#### Provided records
______
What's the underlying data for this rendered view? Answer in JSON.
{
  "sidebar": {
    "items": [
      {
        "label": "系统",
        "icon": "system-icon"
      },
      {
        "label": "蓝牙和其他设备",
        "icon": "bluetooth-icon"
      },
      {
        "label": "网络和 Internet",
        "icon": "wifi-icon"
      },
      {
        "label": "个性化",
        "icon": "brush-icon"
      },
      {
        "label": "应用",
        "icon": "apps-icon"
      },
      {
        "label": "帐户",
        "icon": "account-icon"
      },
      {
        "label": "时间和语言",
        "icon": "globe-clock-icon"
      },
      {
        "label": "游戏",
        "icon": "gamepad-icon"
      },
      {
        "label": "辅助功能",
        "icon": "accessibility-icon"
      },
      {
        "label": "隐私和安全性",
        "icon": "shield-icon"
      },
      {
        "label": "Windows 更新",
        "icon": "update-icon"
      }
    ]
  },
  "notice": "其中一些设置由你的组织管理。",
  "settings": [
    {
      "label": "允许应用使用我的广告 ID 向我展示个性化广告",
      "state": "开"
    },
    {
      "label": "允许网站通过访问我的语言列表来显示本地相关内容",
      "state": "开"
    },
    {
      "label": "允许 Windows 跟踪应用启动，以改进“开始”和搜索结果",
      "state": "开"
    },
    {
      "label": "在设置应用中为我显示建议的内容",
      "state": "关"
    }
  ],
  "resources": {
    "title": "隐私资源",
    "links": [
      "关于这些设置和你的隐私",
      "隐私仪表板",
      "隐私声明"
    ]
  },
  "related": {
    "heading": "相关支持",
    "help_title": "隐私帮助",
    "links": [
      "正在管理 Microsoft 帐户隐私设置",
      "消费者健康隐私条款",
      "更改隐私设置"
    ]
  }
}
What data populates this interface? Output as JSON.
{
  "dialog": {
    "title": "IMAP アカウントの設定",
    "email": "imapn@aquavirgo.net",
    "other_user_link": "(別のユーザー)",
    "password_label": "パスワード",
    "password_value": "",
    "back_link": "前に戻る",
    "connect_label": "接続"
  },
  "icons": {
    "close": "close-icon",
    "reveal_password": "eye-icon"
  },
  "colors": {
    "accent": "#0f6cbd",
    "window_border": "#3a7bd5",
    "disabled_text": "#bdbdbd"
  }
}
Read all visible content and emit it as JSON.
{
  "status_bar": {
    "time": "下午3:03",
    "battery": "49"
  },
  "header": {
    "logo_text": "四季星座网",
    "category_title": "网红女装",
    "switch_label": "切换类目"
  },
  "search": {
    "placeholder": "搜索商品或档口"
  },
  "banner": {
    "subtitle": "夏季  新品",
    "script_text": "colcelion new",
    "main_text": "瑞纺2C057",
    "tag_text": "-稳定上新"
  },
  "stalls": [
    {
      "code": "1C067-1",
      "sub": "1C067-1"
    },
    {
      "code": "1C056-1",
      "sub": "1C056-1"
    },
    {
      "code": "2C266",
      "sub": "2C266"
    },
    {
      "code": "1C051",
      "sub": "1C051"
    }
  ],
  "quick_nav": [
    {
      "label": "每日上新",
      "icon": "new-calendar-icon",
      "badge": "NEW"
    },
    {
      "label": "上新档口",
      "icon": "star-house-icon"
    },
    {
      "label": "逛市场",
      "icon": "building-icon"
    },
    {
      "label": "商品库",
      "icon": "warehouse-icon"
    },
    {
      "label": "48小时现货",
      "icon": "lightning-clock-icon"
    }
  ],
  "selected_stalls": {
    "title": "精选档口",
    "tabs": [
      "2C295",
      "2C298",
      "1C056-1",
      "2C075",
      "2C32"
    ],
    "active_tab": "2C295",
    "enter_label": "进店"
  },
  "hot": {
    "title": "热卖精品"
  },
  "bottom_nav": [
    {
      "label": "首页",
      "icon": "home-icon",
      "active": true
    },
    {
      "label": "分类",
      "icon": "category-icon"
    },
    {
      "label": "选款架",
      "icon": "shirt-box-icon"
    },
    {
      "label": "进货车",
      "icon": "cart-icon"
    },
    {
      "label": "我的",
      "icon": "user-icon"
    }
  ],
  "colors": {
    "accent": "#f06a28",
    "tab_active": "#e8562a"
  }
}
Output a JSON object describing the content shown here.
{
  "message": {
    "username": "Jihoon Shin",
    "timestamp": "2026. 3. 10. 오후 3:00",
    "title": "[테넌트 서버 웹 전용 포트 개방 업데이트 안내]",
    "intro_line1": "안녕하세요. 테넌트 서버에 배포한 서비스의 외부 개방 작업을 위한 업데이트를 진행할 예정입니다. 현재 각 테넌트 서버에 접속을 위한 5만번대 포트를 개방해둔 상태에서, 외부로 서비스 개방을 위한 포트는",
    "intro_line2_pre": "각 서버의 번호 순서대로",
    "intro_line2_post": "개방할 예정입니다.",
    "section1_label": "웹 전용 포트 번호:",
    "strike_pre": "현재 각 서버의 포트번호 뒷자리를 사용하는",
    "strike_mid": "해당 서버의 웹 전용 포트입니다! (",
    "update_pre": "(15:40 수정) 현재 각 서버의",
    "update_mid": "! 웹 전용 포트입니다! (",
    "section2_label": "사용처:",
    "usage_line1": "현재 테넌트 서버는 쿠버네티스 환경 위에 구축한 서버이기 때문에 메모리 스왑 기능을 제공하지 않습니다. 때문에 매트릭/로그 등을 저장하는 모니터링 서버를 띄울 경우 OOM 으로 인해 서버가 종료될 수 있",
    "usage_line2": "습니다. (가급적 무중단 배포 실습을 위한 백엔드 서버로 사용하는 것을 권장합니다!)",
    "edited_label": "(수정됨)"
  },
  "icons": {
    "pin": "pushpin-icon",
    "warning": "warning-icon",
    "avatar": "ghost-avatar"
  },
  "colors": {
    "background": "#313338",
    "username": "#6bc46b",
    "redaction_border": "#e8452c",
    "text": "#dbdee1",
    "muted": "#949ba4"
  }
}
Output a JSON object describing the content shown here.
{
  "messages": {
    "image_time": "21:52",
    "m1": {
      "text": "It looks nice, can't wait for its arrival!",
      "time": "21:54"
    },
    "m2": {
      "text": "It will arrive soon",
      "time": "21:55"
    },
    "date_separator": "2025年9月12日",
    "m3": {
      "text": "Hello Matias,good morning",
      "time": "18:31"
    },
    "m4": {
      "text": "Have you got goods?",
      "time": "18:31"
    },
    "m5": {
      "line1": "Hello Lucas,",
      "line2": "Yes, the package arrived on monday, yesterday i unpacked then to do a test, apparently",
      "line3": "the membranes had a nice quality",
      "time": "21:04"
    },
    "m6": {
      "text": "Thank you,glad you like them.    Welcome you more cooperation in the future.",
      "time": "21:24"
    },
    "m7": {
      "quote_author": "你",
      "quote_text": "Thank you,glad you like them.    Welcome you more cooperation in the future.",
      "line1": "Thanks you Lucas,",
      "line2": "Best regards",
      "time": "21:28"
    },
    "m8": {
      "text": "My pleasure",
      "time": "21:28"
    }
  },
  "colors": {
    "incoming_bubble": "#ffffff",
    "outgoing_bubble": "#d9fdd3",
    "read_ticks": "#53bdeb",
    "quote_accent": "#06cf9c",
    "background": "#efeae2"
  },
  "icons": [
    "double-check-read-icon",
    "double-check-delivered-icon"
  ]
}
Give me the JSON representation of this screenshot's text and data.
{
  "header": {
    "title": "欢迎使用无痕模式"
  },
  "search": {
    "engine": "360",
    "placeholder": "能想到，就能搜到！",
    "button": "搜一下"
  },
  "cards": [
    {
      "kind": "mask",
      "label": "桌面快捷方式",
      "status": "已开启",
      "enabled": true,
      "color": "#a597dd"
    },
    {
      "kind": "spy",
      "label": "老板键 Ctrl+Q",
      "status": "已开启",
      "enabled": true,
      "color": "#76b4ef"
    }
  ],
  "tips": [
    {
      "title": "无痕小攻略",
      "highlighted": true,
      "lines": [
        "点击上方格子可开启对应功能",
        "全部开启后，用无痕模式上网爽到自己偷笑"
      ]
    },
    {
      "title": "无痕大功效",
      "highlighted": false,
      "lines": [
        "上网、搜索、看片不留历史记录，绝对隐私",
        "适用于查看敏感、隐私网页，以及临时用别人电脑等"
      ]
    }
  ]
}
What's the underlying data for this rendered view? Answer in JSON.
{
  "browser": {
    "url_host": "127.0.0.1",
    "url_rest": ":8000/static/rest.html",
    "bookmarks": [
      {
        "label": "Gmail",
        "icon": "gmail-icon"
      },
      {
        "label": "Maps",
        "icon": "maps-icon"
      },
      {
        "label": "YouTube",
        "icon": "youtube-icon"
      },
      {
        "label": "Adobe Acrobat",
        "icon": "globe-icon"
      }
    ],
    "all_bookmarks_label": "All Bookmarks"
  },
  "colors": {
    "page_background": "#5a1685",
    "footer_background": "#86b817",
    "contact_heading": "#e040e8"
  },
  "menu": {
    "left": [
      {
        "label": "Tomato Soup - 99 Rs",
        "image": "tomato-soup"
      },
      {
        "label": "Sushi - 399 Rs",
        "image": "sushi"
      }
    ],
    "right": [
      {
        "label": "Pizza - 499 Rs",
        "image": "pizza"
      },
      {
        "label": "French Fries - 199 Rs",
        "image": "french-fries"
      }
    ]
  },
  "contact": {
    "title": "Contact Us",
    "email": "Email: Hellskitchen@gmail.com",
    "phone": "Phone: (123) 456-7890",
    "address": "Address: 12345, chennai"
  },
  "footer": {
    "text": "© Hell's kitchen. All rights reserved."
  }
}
______
Identify each line holding the string "nice", and copy it out.

      "text": "It looks nice, can't wait for its arrival!",
      "line3": "the membranes had a nice quality",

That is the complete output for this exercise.